Given request: Copy each line of the records that holds the string "legend".

Given data:
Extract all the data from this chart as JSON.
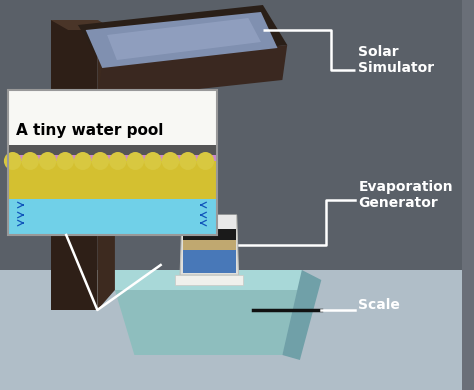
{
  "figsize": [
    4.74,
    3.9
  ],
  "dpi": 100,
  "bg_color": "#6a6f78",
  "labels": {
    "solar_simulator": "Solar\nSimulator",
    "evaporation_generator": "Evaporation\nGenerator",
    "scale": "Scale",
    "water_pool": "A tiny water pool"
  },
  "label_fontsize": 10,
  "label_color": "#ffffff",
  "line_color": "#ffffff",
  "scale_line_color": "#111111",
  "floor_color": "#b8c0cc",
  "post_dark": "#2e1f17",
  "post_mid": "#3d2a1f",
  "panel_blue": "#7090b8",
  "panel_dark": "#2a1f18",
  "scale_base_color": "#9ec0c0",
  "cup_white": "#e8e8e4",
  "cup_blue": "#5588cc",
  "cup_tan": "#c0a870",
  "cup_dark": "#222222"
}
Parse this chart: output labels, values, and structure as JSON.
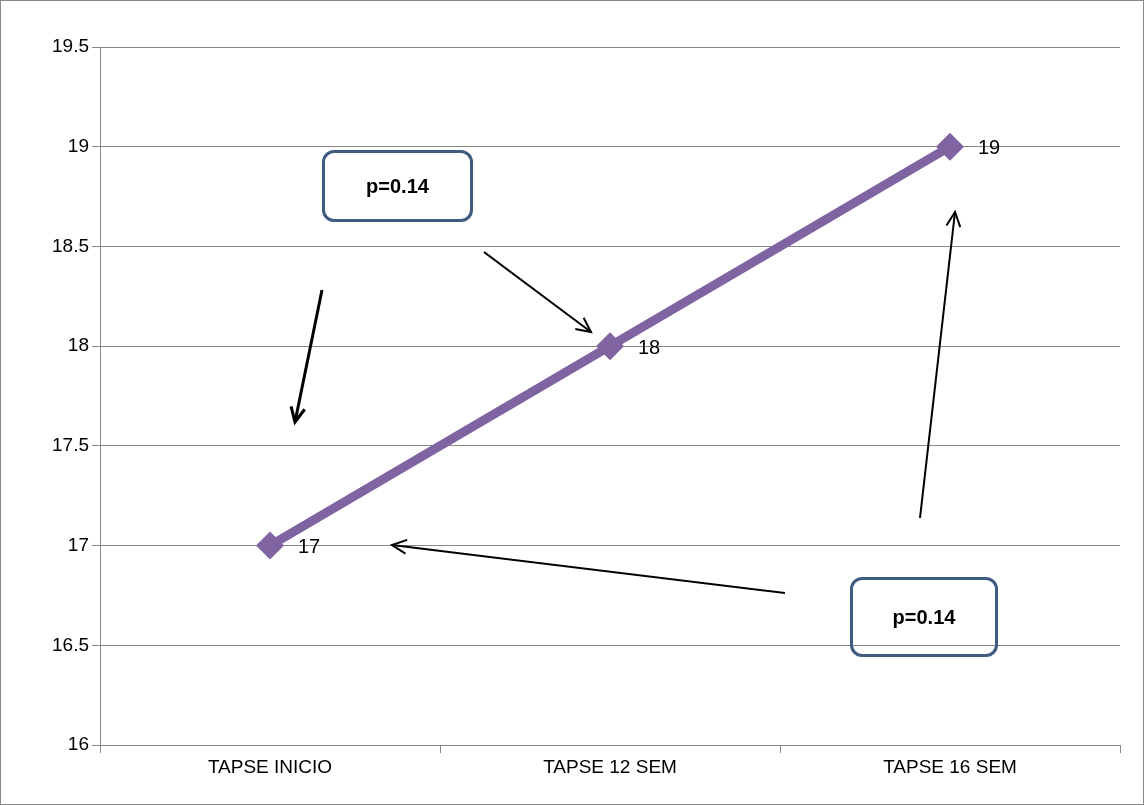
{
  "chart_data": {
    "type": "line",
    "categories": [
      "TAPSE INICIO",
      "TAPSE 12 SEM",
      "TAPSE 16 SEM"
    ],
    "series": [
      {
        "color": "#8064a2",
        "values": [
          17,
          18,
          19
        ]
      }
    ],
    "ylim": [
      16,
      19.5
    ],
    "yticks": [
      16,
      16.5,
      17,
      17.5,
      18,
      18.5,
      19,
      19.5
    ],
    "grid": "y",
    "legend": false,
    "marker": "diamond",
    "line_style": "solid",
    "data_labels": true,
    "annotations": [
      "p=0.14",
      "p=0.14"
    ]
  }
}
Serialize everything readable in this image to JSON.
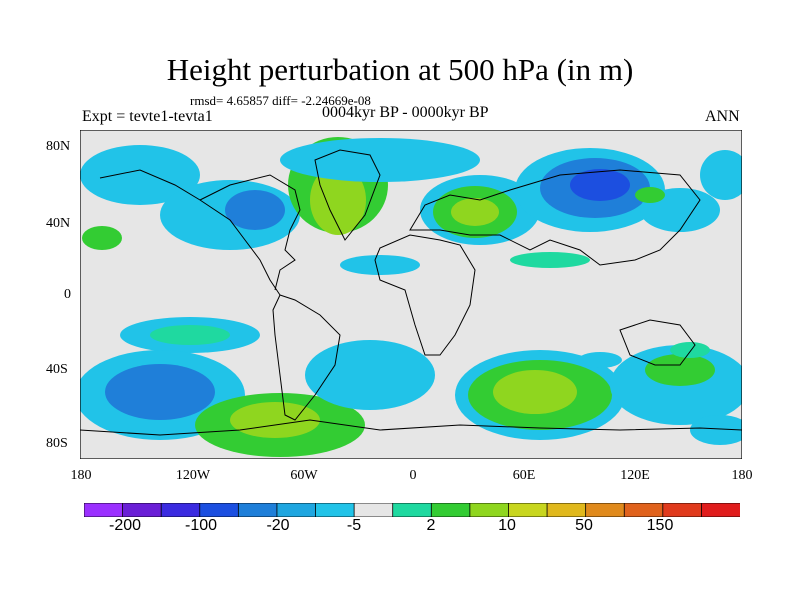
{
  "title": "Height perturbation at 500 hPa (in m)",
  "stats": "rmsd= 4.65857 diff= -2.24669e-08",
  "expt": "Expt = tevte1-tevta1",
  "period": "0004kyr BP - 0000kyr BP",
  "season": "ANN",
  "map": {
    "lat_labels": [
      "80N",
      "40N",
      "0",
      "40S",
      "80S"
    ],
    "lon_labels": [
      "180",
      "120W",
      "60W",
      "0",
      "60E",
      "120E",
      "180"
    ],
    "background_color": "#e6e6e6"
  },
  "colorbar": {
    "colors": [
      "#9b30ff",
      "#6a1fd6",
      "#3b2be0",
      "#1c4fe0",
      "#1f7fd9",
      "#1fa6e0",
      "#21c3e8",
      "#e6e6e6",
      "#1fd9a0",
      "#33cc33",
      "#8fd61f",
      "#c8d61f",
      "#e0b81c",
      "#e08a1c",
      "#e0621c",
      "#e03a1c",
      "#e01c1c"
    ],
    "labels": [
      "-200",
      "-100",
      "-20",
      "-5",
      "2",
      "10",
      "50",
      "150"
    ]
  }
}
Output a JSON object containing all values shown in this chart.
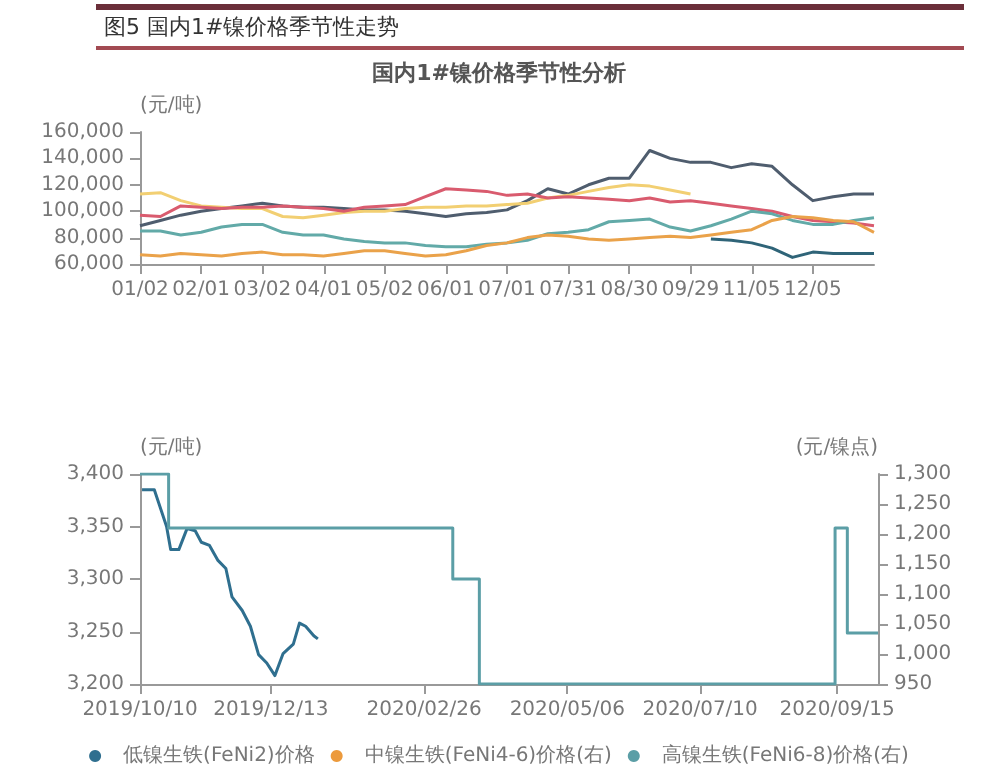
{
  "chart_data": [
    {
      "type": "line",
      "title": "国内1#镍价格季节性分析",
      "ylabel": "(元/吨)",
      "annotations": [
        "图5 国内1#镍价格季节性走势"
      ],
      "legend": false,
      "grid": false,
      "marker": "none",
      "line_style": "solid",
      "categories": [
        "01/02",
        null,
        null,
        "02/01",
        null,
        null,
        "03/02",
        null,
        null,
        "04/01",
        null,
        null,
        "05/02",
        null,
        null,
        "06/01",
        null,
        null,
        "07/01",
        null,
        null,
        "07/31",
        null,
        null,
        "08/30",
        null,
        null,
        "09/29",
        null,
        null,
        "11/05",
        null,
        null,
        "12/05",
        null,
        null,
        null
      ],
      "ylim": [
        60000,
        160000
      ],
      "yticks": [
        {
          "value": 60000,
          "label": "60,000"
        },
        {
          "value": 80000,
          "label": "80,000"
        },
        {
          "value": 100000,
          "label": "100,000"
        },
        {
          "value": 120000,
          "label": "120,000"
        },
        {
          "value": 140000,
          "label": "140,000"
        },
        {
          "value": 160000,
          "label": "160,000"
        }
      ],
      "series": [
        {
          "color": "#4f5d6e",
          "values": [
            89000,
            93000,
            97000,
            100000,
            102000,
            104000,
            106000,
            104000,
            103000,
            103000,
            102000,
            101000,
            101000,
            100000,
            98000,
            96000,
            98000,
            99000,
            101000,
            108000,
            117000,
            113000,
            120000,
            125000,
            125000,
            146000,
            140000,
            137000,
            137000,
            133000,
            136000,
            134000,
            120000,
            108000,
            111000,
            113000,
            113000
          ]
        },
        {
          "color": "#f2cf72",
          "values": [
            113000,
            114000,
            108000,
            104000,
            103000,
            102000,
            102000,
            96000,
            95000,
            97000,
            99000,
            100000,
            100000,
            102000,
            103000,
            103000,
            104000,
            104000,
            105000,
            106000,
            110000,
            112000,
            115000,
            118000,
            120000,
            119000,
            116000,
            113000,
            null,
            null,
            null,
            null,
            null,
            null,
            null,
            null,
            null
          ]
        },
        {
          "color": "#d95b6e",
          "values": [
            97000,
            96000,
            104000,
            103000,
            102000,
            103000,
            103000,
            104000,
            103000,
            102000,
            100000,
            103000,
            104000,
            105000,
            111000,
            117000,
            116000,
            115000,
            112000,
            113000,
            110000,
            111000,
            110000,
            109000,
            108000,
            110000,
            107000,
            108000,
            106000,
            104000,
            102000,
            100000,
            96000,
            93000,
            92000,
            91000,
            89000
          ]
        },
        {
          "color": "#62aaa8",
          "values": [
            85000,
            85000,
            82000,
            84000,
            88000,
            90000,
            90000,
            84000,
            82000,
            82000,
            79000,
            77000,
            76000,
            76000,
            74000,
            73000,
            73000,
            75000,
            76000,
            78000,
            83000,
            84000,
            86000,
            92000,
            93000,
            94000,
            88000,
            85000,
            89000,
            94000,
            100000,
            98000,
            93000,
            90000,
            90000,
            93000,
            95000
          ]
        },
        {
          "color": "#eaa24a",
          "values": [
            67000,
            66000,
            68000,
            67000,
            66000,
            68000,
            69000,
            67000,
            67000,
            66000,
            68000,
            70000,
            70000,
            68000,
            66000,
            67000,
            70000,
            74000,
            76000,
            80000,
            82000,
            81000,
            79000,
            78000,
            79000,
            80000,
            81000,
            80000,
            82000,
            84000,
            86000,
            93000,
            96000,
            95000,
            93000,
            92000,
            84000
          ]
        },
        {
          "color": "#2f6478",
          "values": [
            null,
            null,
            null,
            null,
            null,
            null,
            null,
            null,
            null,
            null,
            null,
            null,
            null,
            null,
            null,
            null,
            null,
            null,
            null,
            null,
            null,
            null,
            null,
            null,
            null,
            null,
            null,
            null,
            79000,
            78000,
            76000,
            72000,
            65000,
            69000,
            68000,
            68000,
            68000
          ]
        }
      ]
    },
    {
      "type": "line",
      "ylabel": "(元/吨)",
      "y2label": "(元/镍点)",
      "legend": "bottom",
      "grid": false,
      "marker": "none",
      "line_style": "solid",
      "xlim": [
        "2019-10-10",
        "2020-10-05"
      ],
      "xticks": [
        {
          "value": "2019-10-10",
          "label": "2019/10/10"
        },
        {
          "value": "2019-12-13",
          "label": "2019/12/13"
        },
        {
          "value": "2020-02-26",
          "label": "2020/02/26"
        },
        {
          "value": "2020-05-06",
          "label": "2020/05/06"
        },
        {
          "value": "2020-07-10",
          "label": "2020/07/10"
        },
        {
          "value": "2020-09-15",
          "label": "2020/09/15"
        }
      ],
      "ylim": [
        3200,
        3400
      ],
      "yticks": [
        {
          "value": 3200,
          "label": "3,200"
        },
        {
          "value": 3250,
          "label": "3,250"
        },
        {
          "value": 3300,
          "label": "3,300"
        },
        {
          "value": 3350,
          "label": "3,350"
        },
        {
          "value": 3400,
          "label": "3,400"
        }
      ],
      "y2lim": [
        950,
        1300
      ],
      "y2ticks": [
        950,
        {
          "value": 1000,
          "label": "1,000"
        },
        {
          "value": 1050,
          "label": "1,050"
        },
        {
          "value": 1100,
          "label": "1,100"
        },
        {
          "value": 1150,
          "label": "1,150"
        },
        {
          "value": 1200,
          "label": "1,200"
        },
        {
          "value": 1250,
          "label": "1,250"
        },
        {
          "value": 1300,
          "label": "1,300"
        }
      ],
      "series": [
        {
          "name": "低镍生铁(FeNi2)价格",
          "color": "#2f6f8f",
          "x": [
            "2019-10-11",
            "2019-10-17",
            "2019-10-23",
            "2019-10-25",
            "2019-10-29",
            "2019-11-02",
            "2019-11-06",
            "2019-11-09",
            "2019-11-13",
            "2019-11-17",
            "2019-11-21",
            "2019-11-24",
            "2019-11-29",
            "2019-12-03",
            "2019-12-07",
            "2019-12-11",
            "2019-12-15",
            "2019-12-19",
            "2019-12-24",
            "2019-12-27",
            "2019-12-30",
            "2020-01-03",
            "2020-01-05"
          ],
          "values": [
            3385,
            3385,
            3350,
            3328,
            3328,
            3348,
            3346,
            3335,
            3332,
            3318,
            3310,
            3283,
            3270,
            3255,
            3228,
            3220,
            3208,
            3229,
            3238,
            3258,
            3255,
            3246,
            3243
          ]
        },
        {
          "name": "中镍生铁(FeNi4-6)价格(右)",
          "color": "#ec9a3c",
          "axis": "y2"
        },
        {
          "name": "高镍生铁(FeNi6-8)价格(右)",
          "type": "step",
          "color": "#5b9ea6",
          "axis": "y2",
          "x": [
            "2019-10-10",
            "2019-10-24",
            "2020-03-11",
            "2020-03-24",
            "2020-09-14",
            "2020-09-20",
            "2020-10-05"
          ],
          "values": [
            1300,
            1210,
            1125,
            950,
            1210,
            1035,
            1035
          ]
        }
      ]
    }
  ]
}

Task solution:
    "legend": false,
      "legend": false,
      "legend": "bottom",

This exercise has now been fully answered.